Using the listing below, please gather every line containing the word "Michael".
— START OF The data —
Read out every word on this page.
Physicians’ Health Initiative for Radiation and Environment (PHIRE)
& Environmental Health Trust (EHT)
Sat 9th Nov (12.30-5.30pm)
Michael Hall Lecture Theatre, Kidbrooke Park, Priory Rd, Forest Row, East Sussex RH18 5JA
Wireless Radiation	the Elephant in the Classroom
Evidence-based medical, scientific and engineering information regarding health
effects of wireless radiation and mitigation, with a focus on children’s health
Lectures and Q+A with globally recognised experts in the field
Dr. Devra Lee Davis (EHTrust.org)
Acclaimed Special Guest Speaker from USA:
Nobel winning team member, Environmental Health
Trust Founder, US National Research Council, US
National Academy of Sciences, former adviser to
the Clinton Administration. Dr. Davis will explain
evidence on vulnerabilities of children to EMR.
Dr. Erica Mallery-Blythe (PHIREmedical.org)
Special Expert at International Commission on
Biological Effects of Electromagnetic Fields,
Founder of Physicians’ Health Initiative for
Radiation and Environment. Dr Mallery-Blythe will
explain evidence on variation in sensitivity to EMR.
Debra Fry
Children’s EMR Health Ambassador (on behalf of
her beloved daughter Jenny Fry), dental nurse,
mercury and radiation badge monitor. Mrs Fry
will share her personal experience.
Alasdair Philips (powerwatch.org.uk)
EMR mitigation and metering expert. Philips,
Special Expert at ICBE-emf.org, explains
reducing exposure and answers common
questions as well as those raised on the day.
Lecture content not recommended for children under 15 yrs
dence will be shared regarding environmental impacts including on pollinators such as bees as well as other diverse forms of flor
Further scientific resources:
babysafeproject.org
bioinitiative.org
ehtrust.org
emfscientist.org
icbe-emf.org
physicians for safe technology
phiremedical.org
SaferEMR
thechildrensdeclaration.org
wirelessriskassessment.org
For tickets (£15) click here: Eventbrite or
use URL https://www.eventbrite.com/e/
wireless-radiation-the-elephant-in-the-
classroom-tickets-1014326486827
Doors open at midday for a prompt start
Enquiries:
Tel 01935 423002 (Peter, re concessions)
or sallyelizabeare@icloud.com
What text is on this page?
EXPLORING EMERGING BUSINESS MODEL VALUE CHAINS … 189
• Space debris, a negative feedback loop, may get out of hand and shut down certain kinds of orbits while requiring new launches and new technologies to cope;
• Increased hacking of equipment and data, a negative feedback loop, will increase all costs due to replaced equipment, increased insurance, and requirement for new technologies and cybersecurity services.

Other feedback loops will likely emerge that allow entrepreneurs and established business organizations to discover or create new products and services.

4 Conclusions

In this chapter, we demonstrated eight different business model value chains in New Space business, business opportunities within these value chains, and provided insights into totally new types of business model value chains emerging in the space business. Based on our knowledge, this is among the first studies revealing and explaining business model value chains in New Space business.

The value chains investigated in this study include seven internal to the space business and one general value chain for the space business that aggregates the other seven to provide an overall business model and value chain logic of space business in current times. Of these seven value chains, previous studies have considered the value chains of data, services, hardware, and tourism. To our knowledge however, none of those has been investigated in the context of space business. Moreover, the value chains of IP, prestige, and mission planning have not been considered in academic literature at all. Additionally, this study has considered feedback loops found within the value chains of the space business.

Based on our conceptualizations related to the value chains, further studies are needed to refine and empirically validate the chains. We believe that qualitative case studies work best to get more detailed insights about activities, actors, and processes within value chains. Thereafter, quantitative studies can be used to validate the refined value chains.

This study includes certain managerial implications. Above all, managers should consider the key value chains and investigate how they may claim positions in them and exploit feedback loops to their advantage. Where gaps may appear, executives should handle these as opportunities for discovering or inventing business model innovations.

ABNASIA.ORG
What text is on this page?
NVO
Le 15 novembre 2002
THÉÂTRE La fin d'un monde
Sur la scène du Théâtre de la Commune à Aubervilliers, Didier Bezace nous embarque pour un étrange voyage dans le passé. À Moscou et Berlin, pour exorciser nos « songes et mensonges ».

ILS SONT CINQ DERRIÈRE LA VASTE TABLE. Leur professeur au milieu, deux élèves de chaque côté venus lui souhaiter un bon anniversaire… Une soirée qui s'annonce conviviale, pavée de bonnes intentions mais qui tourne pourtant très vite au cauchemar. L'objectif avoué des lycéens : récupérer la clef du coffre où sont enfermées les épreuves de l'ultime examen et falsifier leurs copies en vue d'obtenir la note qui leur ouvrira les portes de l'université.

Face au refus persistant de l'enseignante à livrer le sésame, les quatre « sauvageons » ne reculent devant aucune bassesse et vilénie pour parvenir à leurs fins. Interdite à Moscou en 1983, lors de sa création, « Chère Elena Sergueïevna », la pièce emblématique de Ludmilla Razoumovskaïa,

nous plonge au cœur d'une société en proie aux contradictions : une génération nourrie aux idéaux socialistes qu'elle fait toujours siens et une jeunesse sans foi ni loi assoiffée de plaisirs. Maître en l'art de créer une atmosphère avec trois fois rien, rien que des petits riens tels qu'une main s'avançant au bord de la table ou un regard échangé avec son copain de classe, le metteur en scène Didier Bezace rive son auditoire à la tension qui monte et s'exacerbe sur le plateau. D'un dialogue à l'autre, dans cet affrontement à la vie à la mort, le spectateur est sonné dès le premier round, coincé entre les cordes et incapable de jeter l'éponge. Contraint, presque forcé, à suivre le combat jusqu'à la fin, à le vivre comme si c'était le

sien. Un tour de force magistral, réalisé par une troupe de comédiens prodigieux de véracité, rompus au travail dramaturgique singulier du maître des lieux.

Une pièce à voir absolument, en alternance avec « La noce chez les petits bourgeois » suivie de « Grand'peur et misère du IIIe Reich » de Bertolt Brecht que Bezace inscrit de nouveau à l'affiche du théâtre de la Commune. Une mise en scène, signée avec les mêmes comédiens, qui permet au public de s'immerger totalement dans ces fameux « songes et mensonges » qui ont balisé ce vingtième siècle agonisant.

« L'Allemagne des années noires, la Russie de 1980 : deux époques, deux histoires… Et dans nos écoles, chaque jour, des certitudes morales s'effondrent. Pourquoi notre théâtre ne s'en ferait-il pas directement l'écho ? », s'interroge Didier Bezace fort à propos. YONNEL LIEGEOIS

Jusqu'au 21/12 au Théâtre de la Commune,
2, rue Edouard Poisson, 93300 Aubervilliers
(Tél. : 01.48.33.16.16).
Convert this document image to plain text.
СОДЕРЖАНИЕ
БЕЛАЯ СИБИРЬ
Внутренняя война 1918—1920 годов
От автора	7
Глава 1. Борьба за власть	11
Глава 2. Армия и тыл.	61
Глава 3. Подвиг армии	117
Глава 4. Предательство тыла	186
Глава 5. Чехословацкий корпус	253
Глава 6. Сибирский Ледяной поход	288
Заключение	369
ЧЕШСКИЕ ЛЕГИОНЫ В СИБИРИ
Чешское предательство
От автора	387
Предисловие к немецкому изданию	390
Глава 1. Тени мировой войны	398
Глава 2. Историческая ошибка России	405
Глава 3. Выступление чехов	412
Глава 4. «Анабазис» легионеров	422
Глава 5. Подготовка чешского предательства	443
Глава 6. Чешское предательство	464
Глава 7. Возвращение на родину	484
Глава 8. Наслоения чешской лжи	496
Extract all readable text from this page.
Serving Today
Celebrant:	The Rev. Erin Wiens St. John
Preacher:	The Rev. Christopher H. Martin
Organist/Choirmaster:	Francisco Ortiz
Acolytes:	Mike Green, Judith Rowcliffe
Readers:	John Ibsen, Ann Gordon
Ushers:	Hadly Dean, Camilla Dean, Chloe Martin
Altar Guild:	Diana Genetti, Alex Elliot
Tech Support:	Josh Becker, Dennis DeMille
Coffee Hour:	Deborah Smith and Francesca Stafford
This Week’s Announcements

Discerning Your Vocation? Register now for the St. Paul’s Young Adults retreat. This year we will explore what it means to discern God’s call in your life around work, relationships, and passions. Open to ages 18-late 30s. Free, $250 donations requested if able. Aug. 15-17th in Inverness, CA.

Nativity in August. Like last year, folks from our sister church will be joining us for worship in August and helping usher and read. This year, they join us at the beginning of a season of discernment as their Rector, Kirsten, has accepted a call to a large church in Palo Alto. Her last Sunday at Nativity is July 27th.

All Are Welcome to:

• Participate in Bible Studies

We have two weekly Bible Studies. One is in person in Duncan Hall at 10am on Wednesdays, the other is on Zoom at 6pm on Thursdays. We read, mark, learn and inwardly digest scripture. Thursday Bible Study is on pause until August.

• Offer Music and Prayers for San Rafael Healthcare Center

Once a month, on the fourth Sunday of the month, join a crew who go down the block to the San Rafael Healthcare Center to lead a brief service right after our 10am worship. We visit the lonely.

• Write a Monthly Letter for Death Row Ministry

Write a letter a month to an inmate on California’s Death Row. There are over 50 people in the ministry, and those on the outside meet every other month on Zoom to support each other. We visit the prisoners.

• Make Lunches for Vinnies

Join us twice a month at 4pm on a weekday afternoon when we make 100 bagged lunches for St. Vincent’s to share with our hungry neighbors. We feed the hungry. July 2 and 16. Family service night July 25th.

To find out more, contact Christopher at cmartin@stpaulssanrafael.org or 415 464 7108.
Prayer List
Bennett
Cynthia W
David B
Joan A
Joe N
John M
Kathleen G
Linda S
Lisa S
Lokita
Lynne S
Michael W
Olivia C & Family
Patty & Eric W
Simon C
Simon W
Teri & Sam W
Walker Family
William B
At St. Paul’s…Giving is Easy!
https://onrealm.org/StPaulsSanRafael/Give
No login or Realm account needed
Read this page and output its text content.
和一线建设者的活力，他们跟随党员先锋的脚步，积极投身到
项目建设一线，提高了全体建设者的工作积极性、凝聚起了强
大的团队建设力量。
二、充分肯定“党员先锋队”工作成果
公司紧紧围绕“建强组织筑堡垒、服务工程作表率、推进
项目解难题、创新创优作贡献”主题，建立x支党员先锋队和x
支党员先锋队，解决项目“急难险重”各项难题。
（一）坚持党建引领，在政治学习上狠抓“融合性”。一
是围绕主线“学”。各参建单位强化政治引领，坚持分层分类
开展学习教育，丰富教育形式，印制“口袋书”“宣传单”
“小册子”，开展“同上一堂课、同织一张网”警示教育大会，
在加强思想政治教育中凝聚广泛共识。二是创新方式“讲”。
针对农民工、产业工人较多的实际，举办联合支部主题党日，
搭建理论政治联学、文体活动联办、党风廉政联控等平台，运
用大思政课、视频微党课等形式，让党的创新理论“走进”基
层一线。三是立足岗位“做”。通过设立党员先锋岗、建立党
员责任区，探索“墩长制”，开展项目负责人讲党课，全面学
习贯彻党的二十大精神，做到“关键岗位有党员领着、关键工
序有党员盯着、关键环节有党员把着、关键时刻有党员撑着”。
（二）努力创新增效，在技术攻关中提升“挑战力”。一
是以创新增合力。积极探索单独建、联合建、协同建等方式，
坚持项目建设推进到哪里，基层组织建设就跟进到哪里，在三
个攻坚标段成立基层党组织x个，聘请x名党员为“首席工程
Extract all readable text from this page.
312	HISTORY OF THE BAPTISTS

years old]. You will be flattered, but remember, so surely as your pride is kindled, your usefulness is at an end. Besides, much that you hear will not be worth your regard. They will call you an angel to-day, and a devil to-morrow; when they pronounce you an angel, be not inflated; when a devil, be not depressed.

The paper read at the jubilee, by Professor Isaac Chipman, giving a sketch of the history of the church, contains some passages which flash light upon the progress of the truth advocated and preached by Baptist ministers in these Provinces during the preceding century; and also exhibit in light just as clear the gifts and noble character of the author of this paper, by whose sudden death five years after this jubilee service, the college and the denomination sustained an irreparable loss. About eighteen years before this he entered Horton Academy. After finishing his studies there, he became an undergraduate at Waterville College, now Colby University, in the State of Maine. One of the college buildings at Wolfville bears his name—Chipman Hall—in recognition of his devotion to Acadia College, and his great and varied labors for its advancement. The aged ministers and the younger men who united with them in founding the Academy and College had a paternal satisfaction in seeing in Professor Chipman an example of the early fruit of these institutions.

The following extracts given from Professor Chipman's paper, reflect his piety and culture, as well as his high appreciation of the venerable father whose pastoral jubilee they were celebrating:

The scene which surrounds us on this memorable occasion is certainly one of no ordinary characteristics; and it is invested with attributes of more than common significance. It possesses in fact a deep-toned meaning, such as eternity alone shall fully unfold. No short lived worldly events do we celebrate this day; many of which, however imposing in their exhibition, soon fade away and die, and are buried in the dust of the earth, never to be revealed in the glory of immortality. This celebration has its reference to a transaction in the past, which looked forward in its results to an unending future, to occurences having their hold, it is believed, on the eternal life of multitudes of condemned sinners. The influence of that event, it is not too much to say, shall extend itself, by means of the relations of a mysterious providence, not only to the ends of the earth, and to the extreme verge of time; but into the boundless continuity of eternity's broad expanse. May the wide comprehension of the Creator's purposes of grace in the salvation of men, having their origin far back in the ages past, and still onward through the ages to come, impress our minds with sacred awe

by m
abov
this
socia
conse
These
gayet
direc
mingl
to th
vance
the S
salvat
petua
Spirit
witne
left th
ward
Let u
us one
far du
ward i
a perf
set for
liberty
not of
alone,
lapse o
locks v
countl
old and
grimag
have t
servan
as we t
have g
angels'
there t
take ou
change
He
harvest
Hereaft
— END OF The data —
● Solution to the problem
Michael Hall Lecture Theatre, Kidbrooke Park, Priory Rd, Forest Row, East Sussex RH18 5JA
Michael W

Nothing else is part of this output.